• [INPUT DATA]:
◇ ◇ ◇ ◇ ◇

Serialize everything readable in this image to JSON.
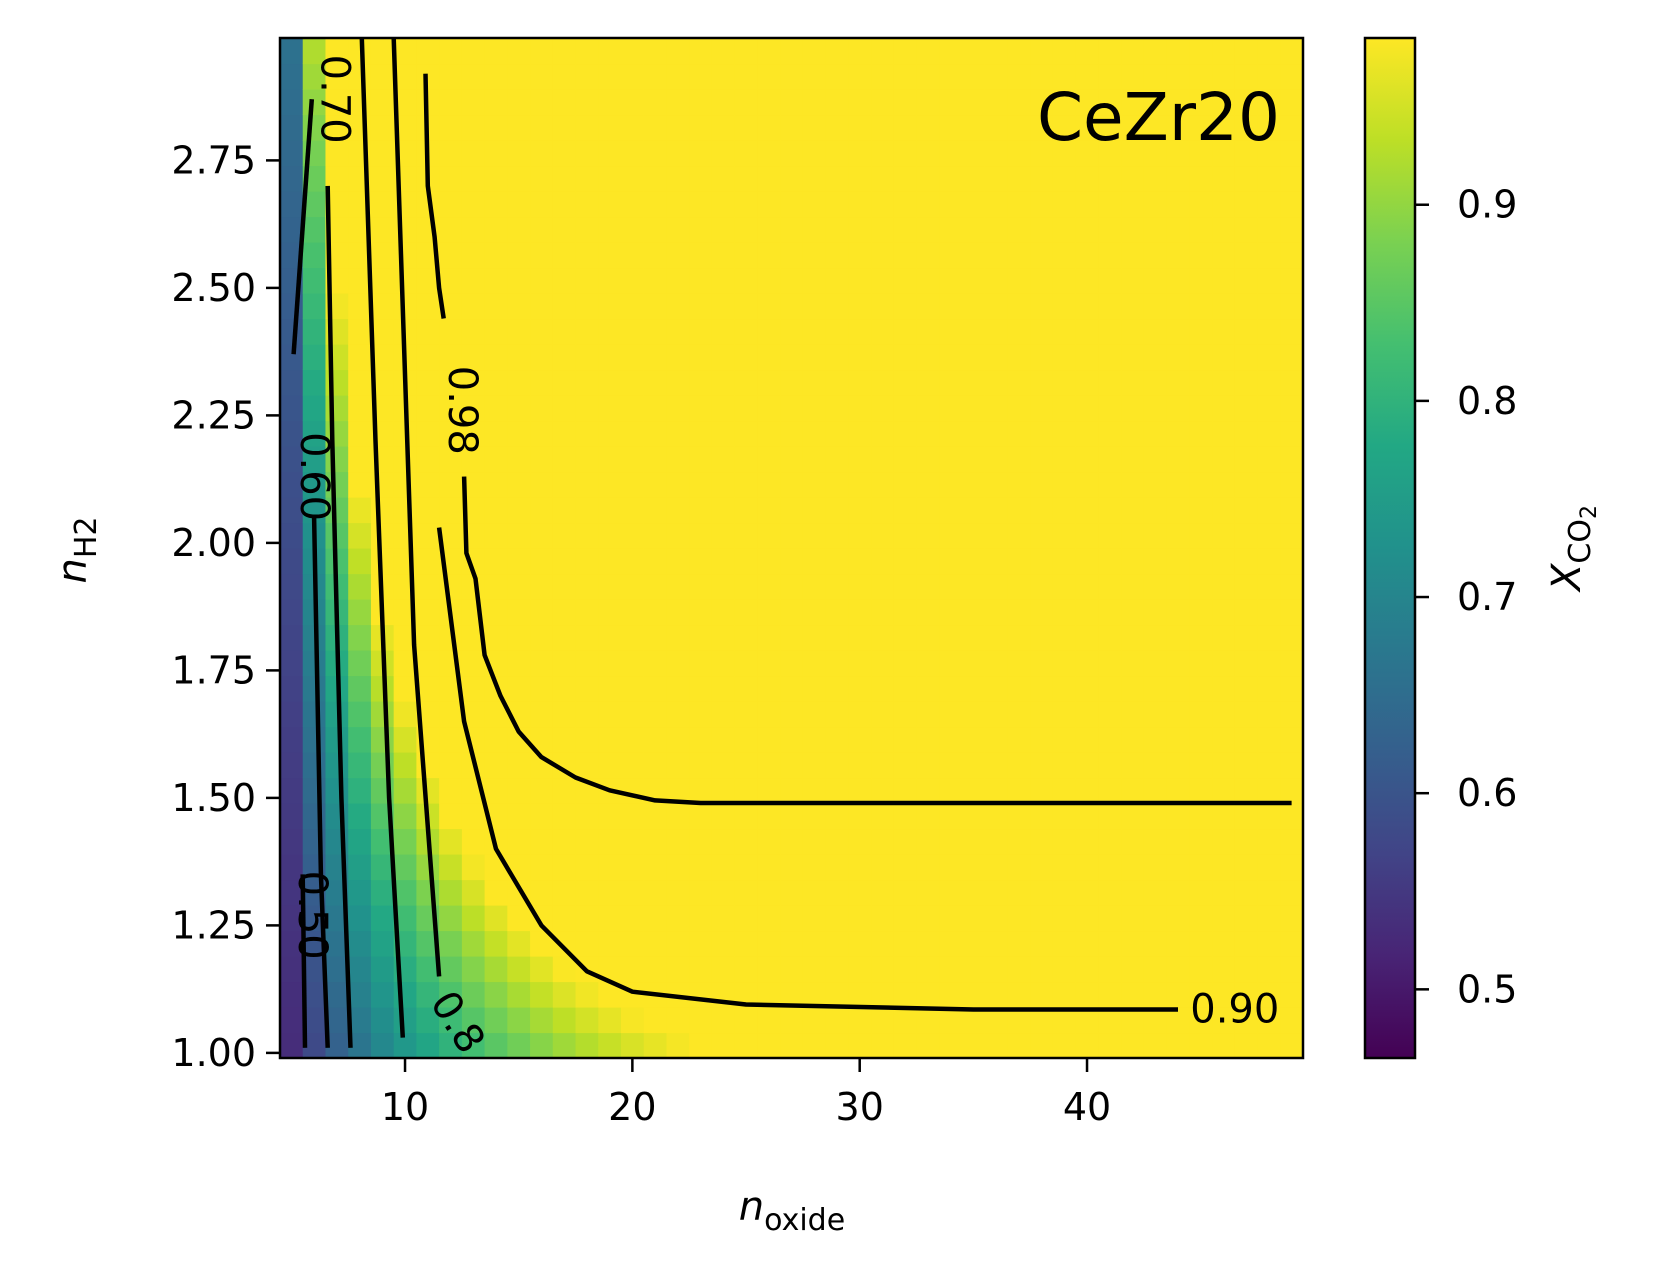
{
  "chart_data": {
    "type": "heatmap",
    "annotation": "CeZr20",
    "xlabel": {
      "base": "n",
      "sub": "oxide"
    },
    "ylabel": {
      "base": "n",
      "sub": "H2"
    },
    "colorbar_label": {
      "base": "X",
      "sub": "CO",
      "subsub": "2"
    },
    "xlim": [
      4.5,
      49.5
    ],
    "ylim": [
      0.99,
      2.99
    ],
    "x_ticks": [
      10,
      20,
      30,
      40
    ],
    "x_tick_labels": [
      "10",
      "20",
      "30",
      "40"
    ],
    "y_ticks": [
      1.0,
      1.25,
      1.5,
      1.75,
      2.0,
      2.25,
      2.5,
      2.75
    ],
    "y_tick_labels": [
      "1.00",
      "1.25",
      "1.50",
      "1.75",
      "2.00",
      "2.25",
      "2.50",
      "2.75"
    ],
    "colorbar": {
      "range": [
        0.465,
        0.985
      ],
      "ticks": [
        0.5,
        0.6,
        0.7,
        0.8,
        0.9
      ],
      "tick_labels": [
        "0.5",
        "0.6",
        "0.7",
        "0.8",
        "0.9"
      ],
      "colormap": "viridis"
    },
    "contours": [
      {
        "level": 0.5,
        "label": "0.50",
        "points": [
          [
            5.6,
            1.01
          ],
          [
            5.5,
            1.35
          ]
        ]
      },
      {
        "level": 0.6,
        "label": "0.60",
        "points": [
          [
            5.1,
            2.37
          ],
          [
            5.9,
            2.87
          ]
        ]
      },
      {
        "level": 0.6,
        "label": "0.60",
        "points": [
          [
            6.6,
            1.01
          ],
          [
            6.3,
            1.35
          ],
          [
            6.0,
            2.05
          ]
        ]
      },
      {
        "level": 0.7,
        "label": "0.70",
        "points": [
          [
            7.6,
            1.01
          ],
          [
            7.2,
            1.5
          ],
          [
            6.8,
            2.2
          ],
          [
            6.6,
            2.7
          ]
        ]
      },
      {
        "level": 0.8,
        "label": "0.8",
        "points": [
          [
            9.9,
            1.03
          ],
          [
            9.3,
            1.5
          ],
          [
            8.7,
            2.2
          ],
          [
            8.1,
            2.99
          ]
        ]
      },
      {
        "level": 0.8,
        "label": "0.8",
        "points": [
          [
            11.5,
            1.15
          ],
          [
            10.4,
            1.8
          ],
          [
            9.5,
            2.99
          ]
        ]
      },
      {
        "level": 0.9,
        "label": "0.90",
        "points": [
          [
            11.5,
            2.03
          ],
          [
            12.6,
            1.65
          ],
          [
            14.0,
            1.4
          ],
          [
            16.0,
            1.25
          ],
          [
            18.0,
            1.16
          ],
          [
            20.0,
            1.12
          ],
          [
            25.0,
            1.095
          ],
          [
            35.0,
            1.085
          ],
          [
            44.0,
            1.085
          ]
        ]
      },
      {
        "level": 0.98,
        "label": "0.98",
        "points": [
          [
            12.6,
            2.13
          ],
          [
            12.7,
            1.98
          ],
          [
            13.1,
            1.93
          ],
          [
            13.5,
            1.78
          ],
          [
            14.2,
            1.7
          ],
          [
            15.0,
            1.63
          ],
          [
            16.0,
            1.58
          ],
          [
            17.5,
            1.54
          ],
          [
            19.0,
            1.515
          ],
          [
            21.0,
            1.495
          ],
          [
            23.0,
            1.49
          ],
          [
            30.0,
            1.49
          ],
          [
            49.0,
            1.49
          ]
        ]
      },
      {
        "level": 0.98,
        "label": "0.98",
        "points": [
          [
            10.9,
            2.92
          ],
          [
            11.0,
            2.7
          ],
          [
            11.3,
            2.6
          ],
          [
            11.5,
            2.5
          ],
          [
            11.7,
            2.44
          ]
        ]
      }
    ],
    "contour_labels": [
      {
        "text": "0.70",
        "x": 6.9,
        "y": 2.87,
        "rotation": 90
      },
      {
        "text": "0.60",
        "x": 6.0,
        "y": 2.13,
        "rotation": 90
      },
      {
        "text": "0.98",
        "x": 12.5,
        "y": 2.26,
        "rotation": 90
      },
      {
        "text": "0.50",
        "x": 5.9,
        "y": 1.27,
        "rotation": 90
      },
      {
        "text": "0.8",
        "x": 12.3,
        "y": 1.06,
        "rotation": 58
      },
      {
        "text": "0.90",
        "x": 46.5,
        "y": 1.085,
        "rotation": 0
      }
    ]
  }
}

◇ ◇ ◇ ◇ ◇

• [TASK STATEMENT]: Identify each line in the entries with the word "text" and copy it.

• [WRITTEN RESPONSE]:
        "text": "0.70",
        "text": "0.60",
        "text": "0.98",
        "text": "0.50",
        "text": "0.8",
        "text": "0.90",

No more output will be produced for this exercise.